(Element placement data)
----
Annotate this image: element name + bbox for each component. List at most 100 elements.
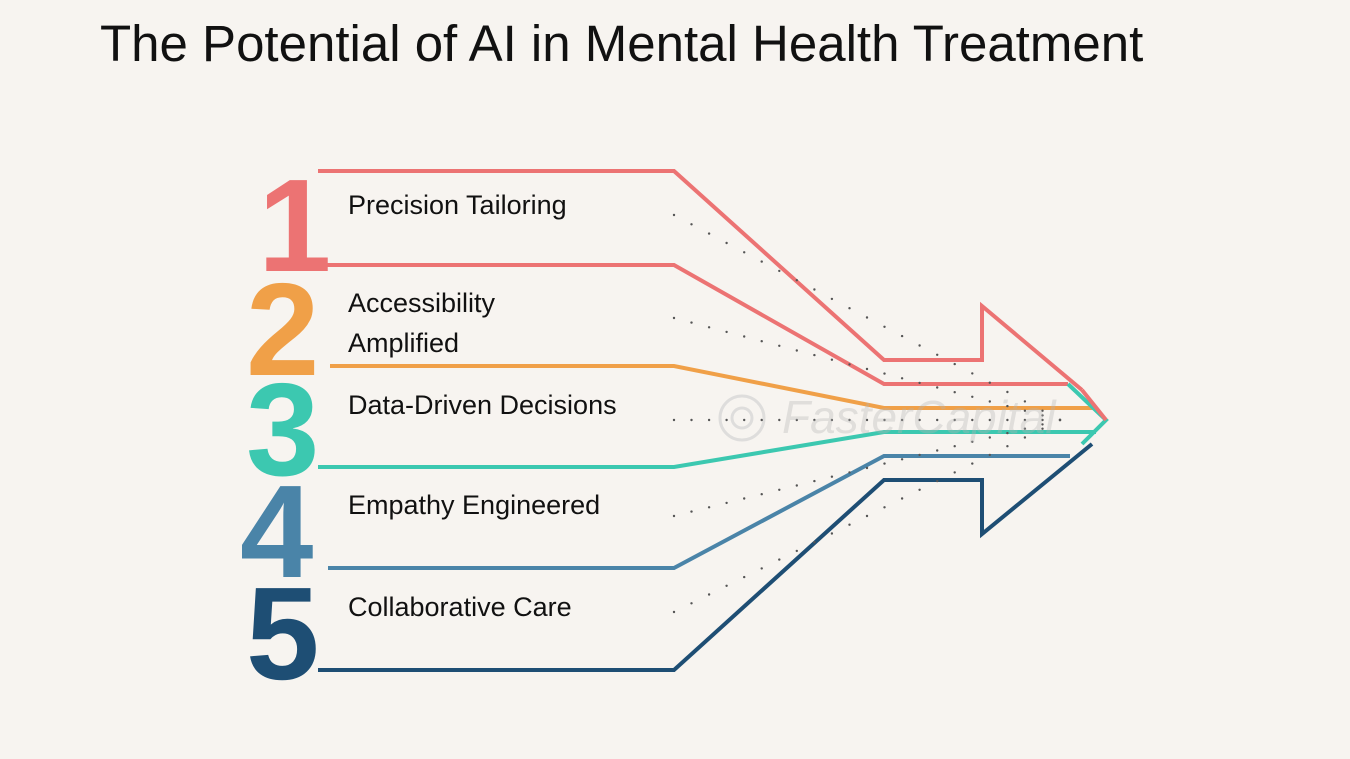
guide-dot [672,316,676,320]
guide-dot [988,453,991,457]
guide-dot [918,488,921,491]
guide-dot [760,260,763,263]
guide-dot [743,497,746,500]
guide-dot [936,353,939,356]
step-label-1: Precision Tailoring [348,190,567,220]
guide-dot [918,418,921,422]
guide-dot [865,418,869,422]
step-label-2-line2: Amplified [348,328,460,358]
guide-dot [690,223,693,226]
guide-dot [848,418,851,422]
guide-dot [830,475,834,478]
guide-dot [778,269,781,273]
step-label-3: Data-Driven Decisions [348,390,617,420]
guide-dot [813,418,816,422]
guide-dot [690,321,693,324]
step4-line [328,454,1070,570]
guide-dot [1023,427,1027,430]
dotted-guides [672,213,1062,614]
guide-dot [936,386,939,389]
guide-dot [936,449,939,452]
guide-dot [936,418,939,422]
guide-dot [1006,404,1009,408]
guide-dot [971,440,974,443]
guide-dot [988,418,991,422]
guide-dot [971,462,974,465]
guide-dot [1041,409,1044,412]
guide-dot [672,514,676,518]
guide-dot [848,523,851,526]
step-label-2-line1: Accessibility [348,288,496,318]
guide-dot [883,325,886,328]
guide-dot [813,353,816,357]
guide-dot [830,418,834,422]
guide-dot [900,458,904,461]
arrow-tip-top [1080,388,1108,422]
guide-dot [795,349,798,352]
guide-dot [971,372,974,375]
guide-dot [883,462,886,465]
guide-dot [672,213,676,217]
guide-dot [725,241,728,245]
watermark: FasterCapital [782,391,1056,443]
guide-dot [953,391,956,394]
guide-dot [707,593,711,596]
guide-dot [725,584,728,587]
guide-dot [953,418,956,422]
guide-dot [848,471,851,474]
guide-dot [1041,427,1044,430]
guide-dot [778,418,781,422]
step3-line [318,430,1096,469]
step-label-4: Empathy Engineered [348,490,601,520]
guide-dot [795,549,798,553]
guide-dot [848,307,851,310]
step-number-4: 4 [240,458,313,605]
guide-dot [900,334,904,338]
guide-dot [830,358,834,361]
guide-dot [900,497,904,500]
guide-dot [953,362,956,366]
guide-dot [707,232,711,235]
guide-dot [1058,418,1062,422]
guide-dot [795,484,798,487]
guide-dot [988,436,991,439]
step-number-5: 5 [246,560,319,707]
gear-icon [718,394,766,442]
guide-dot [865,466,869,470]
guide-dot [936,479,939,483]
guide-dot [690,418,693,422]
guide-dot [778,488,781,491]
guide-dot [865,316,869,319]
guide-dot [883,506,886,509]
guide-dot [813,541,816,544]
guide-dot [725,330,728,334]
guide-dot [813,288,816,291]
guide-dot [707,326,711,329]
guide-dot [883,418,886,422]
guide-dot [1041,418,1044,422]
guide-dot [743,251,746,254]
guide-dot [725,418,728,422]
guide-dot [795,279,798,282]
guide-dot [725,501,728,505]
guide-dot [778,344,781,347]
guide-dot [707,506,711,509]
guide-dot [743,575,746,579]
guide-dot [900,418,904,422]
guide-dot [953,471,956,474]
guide-dot [918,381,921,385]
guide-dot [971,418,974,422]
guide-dot [865,367,869,371]
guide-dot [690,602,693,605]
guide-dot [848,363,851,366]
guide-dot [1006,418,1009,422]
step1-bottom-line [318,263,1068,386]
guide-dot [778,558,781,561]
guide-dot [1006,445,1009,448]
guide-dot [672,610,676,614]
guide-dot [1023,418,1027,422]
guide-dot [918,344,921,347]
guide-dot [743,418,746,422]
guide-dot [1041,414,1044,417]
guide-dot [743,335,746,338]
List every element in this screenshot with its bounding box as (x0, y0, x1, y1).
----
WRITTEN REQUEST> Copy out every line of the entries above with nothing changed, leaving out the pictures.

WRITTEN SOLUTION>
Annotate this image: element name + bbox for each component. List at most 100 elements.
guide-dot [672,316,676,320]
guide-dot [988,453,991,457]
guide-dot [918,488,921,491]
guide-dot [760,260,763,263]
guide-dot [743,497,746,500]
guide-dot [936,353,939,356]
step-label-1: Precision Tailoring [348,190,567,220]
guide-dot [918,418,921,422]
guide-dot [865,418,869,422]
step-label-2-line2: Amplified [348,328,460,358]
guide-dot [690,223,693,226]
guide-dot [848,418,851,422]
guide-dot [830,475,834,478]
guide-dot [778,269,781,273]
step-label-3: Data-Driven Decisions [348,390,617,420]
guide-dot [813,418,816,422]
guide-dot [690,321,693,324]
step4-line [328,454,1070,570]
guide-dot [1023,427,1027,430]
dotted-guides [672,213,1062,614]
guide-dot [936,386,939,389]
guide-dot [936,449,939,452]
guide-dot [936,418,939,422]
guide-dot [1006,404,1009,408]
guide-dot [971,440,974,443]
guide-dot [988,418,991,422]
guide-dot [971,462,974,465]
guide-dot [1041,409,1044,412]
guide-dot [672,514,676,518]
guide-dot [848,523,851,526]
step-label-2-line1: Accessibility [348,288,496,318]
guide-dot [883,325,886,328]
guide-dot [813,353,816,357]
guide-dot [830,418,834,422]
guide-dot [900,458,904,461]
arrow-tip-top [1080,388,1108,422]
guide-dot [795,349,798,352]
guide-dot [971,372,974,375]
guide-dot [883,462,886,465]
guide-dot [672,213,676,217]
guide-dot [725,241,728,245]
watermark: FasterCapital [782,391,1056,443]
guide-dot [953,391,956,394]
guide-dot [707,593,711,596]
guide-dot [725,584,728,587]
guide-dot [953,418,956,422]
guide-dot [848,471,851,474]
guide-dot [1041,427,1044,430]
guide-dot [778,418,781,422]
step3-line [318,430,1096,469]
step-label-4: Empathy Engineered [348,490,601,520]
guide-dot [795,549,798,553]
guide-dot [848,307,851,310]
step-number-4: 4 [240,458,313,605]
guide-dot [900,334,904,338]
guide-dot [830,358,834,361]
guide-dot [900,497,904,500]
guide-dot [953,362,956,366]
guide-dot [707,232,711,235]
guide-dot [1058,418,1062,422]
guide-dot [795,484,798,487]
guide-dot [988,436,991,439]
step-number-5: 5 [246,560,319,707]
gear-icon [718,394,766,442]
guide-dot [865,466,869,470]
guide-dot [936,479,939,483]
guide-dot [690,418,693,422]
guide-dot [778,488,781,491]
guide-dot [865,316,869,319]
guide-dot [883,506,886,509]
guide-dot [813,541,816,544]
guide-dot [725,330,728,334]
guide-dot [813,288,816,291]
guide-dot [707,326,711,329]
guide-dot [883,418,886,422]
guide-dot [1041,418,1044,422]
guide-dot [743,251,746,254]
guide-dot [725,418,728,422]
guide-dot [795,279,798,282]
guide-dot [725,501,728,505]
guide-dot [778,344,781,347]
guide-dot [707,506,711,509]
guide-dot [743,575,746,579]
guide-dot [900,418,904,422]
guide-dot [953,471,956,474]
guide-dot [918,381,921,385]
guide-dot [971,418,974,422]
guide-dot [865,367,869,371]
guide-dot [690,602,693,605]
guide-dot [848,363,851,366]
guide-dot [1006,418,1009,422]
step1-bottom-line [318,263,1068,386]
guide-dot [778,558,781,561]
guide-dot [1006,445,1009,448]
guide-dot [672,610,676,614]
guide-dot [1023,418,1027,422]
guide-dot [918,344,921,347]
guide-dot [743,418,746,422]
guide-dot [1041,414,1044,417]
guide-dot [743,335,746,338]
List every element in this screenshot with its bounding box as (x0, y0, x1, y1).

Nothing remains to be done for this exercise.